ENTRIES PROVIDED ::
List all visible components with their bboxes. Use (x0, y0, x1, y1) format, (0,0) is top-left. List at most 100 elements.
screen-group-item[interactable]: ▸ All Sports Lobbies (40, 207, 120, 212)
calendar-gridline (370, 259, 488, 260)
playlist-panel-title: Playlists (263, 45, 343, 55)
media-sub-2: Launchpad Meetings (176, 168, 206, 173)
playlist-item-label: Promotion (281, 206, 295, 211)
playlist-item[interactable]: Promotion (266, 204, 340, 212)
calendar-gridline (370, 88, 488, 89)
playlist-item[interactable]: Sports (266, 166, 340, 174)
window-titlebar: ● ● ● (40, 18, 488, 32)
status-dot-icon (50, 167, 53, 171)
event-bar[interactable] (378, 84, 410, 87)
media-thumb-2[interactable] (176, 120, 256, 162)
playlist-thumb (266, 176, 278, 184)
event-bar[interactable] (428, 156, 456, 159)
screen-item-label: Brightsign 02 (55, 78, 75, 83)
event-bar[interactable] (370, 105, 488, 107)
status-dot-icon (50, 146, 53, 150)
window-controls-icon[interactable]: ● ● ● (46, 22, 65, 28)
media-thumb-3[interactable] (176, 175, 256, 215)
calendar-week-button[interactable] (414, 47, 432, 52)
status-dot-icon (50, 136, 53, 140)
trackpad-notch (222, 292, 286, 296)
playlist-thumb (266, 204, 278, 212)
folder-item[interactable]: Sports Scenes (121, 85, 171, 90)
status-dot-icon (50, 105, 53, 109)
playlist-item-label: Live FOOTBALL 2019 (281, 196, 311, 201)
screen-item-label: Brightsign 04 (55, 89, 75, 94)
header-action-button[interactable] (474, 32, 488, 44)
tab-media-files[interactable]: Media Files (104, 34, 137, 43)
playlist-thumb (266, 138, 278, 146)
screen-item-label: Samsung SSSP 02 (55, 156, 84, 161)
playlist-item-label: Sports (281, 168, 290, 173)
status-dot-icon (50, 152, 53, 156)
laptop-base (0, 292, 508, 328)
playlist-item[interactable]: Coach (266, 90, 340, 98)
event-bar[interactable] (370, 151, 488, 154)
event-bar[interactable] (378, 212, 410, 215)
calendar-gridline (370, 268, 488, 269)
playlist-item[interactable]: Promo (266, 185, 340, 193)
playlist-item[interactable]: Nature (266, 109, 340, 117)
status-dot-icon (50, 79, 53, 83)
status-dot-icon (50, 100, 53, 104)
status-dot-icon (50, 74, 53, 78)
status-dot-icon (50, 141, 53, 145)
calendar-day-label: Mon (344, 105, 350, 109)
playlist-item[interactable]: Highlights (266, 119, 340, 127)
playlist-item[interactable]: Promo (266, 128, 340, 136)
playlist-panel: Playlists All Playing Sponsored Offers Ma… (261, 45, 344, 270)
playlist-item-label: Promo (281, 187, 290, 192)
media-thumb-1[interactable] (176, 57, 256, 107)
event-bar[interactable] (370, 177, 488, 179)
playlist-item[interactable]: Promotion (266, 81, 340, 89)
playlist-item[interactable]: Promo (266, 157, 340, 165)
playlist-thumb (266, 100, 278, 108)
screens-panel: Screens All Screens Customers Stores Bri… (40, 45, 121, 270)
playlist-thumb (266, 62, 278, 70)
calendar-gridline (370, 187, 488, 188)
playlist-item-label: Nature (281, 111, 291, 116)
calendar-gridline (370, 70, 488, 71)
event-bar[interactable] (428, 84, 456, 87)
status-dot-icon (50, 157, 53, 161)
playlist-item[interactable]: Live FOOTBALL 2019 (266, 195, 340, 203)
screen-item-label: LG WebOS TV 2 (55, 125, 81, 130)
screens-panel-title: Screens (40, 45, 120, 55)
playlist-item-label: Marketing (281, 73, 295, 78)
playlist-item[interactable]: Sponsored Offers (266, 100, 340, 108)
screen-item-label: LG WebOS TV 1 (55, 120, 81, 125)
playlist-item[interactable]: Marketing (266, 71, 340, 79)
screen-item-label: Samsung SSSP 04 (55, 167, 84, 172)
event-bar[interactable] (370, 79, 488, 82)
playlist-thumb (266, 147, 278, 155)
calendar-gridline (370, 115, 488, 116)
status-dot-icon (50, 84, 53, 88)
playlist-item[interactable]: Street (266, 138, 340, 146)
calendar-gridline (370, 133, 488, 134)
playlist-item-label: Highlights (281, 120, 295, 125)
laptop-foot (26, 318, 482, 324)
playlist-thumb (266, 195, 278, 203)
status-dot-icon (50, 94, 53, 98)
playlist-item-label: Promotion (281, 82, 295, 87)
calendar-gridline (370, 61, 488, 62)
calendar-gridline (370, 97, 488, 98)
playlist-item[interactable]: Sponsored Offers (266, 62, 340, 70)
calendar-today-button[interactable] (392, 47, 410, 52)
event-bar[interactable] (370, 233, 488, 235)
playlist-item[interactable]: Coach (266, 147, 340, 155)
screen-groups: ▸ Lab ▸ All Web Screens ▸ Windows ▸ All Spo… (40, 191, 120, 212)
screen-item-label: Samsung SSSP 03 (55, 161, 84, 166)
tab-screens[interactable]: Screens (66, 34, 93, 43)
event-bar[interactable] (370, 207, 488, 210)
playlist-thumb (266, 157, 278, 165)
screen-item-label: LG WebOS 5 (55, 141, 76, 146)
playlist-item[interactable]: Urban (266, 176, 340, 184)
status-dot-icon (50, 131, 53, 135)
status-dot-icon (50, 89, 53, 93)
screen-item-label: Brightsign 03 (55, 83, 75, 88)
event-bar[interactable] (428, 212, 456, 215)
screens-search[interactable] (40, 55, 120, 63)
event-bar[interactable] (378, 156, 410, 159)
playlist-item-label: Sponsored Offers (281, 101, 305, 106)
==
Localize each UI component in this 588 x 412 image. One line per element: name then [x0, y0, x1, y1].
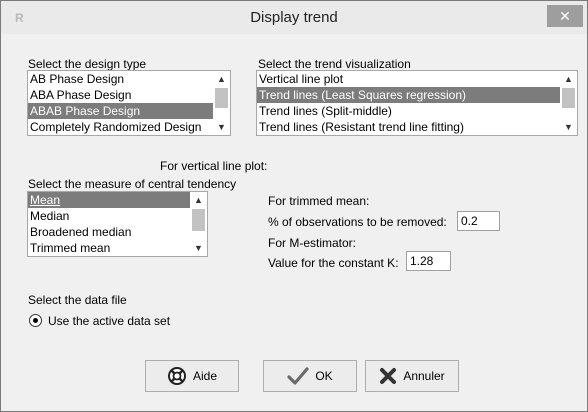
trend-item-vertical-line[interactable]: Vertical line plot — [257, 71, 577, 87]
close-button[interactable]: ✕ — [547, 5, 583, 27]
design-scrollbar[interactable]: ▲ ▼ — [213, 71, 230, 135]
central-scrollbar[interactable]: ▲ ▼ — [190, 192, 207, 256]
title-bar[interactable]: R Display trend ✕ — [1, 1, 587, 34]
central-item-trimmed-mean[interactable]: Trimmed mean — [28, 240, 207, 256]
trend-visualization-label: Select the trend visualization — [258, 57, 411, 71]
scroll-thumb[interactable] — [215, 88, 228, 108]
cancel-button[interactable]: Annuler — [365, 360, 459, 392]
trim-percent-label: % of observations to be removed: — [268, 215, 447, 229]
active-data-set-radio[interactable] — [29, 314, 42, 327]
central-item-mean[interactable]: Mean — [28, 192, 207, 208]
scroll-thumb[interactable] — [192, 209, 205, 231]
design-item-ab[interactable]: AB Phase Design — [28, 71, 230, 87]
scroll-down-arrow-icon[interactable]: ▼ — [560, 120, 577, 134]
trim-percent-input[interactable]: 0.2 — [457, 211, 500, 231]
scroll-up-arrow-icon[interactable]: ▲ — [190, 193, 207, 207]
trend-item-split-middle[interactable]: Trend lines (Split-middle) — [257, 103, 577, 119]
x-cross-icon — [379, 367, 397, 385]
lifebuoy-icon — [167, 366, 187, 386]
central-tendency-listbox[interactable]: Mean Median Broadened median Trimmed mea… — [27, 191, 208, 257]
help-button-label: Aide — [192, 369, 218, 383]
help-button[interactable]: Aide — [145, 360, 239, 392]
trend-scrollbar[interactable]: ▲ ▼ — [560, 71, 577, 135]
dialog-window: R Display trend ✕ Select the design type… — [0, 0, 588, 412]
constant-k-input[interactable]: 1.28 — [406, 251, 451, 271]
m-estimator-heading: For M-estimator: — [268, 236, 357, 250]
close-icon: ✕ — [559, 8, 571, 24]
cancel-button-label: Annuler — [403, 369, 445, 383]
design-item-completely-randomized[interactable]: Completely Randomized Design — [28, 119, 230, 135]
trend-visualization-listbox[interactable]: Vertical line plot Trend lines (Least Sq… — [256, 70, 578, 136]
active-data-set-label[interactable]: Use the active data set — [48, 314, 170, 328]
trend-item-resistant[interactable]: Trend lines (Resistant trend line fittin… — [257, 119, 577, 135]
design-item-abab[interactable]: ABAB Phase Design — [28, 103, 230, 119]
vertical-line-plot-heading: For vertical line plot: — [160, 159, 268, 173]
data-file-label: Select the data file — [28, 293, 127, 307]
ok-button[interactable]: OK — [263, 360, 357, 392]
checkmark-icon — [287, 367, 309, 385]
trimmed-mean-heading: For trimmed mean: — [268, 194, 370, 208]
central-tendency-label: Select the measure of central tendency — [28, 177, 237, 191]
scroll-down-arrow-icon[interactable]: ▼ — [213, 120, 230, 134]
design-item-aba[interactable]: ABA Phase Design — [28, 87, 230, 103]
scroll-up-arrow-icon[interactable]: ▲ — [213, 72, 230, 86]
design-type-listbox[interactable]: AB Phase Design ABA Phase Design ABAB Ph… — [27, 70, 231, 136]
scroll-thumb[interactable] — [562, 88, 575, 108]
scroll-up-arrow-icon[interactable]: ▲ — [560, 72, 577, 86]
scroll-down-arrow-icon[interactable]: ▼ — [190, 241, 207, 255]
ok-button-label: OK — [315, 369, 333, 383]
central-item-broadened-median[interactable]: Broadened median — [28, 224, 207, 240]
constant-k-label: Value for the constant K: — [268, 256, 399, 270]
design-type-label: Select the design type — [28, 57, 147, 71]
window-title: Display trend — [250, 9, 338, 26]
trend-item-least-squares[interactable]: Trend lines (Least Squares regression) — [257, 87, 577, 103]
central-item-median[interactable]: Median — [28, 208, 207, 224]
...
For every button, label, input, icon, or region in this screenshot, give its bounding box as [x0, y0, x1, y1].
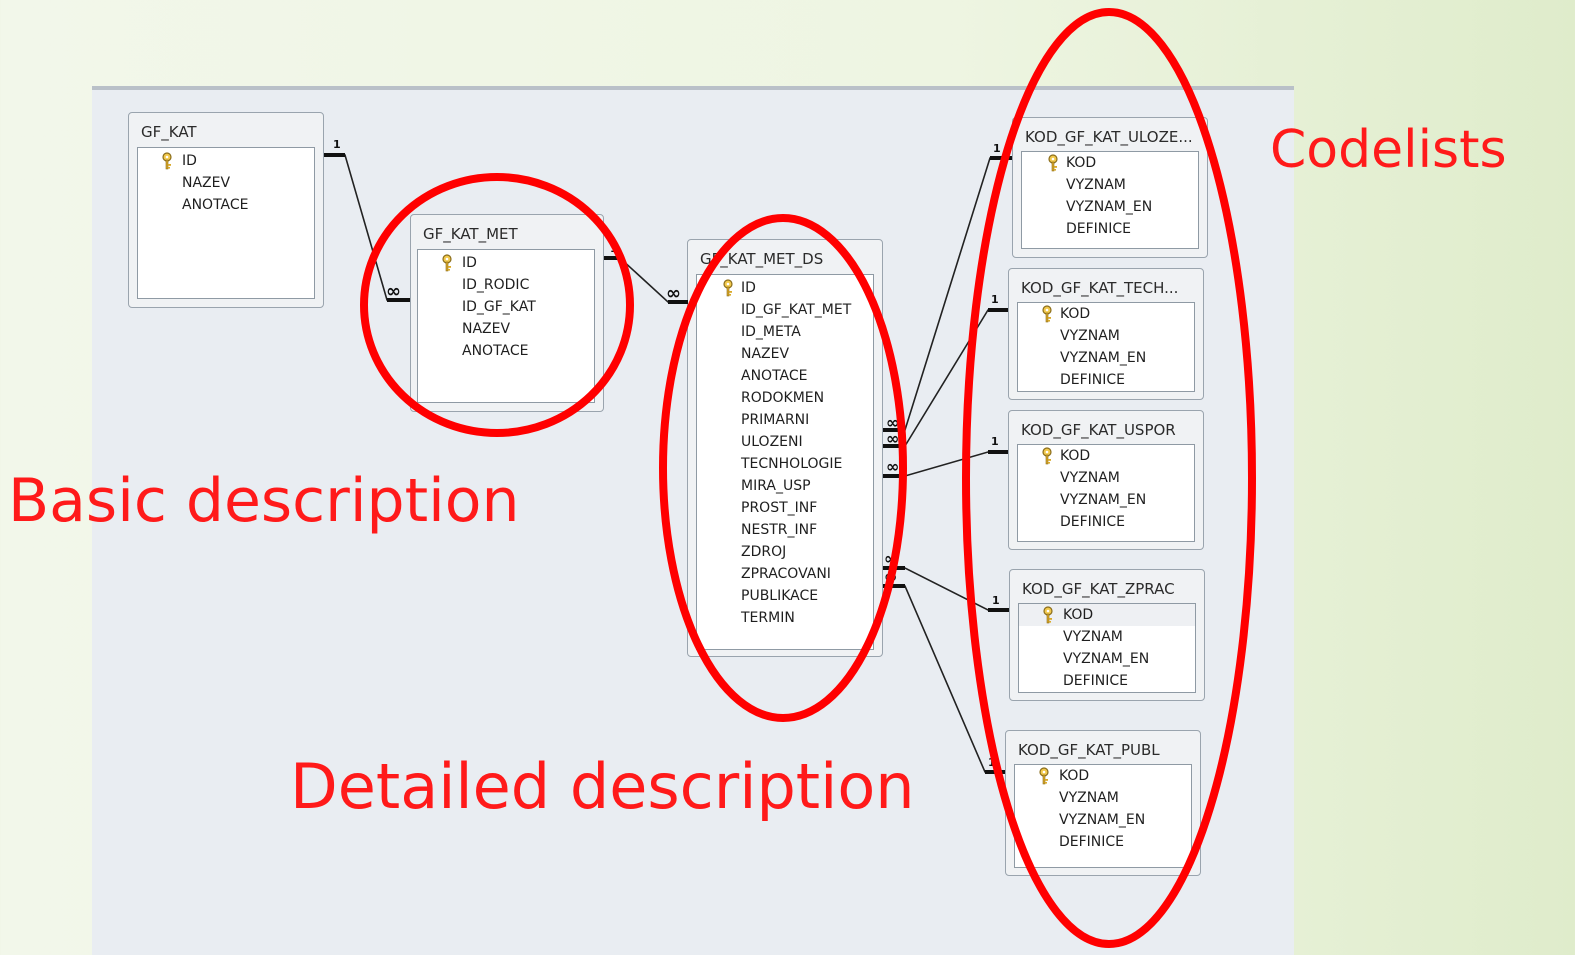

WRITTEN EXERCISE ::
Repeat the listing lines verbatim, beginning at the line that contains "List all visible" and stopping after the line that contains "media-thumb-2[interactable] (176, 120, 256, 162)".

WRITTEN ANSWER ::
List all visible components with their bboxes. Use (x0, y0, x1, y1) format, (0,0) is top-left. List at most 100 elements.
screen-group-item[interactable]: ▸ All Sports Lobbies (40, 207, 120, 212)
calendar-gridline (370, 259, 488, 260)
playlist-panel-title: Playlists (263, 45, 343, 55)
media-sub-2: Launchpad Meetings (176, 168, 206, 173)
playlist-item-label: Promotion (281, 206, 295, 211)
playlist-item[interactable]: Promotion (266, 204, 340, 212)
calendar-gridline (370, 88, 488, 89)
playlist-item[interactable]: Sports (266, 166, 340, 174)
window-titlebar: ● ● ● (40, 18, 488, 32)
status-dot-icon (50, 167, 53, 171)
event-bar[interactable] (378, 84, 410, 87)
media-thumb-2[interactable] (176, 120, 256, 162)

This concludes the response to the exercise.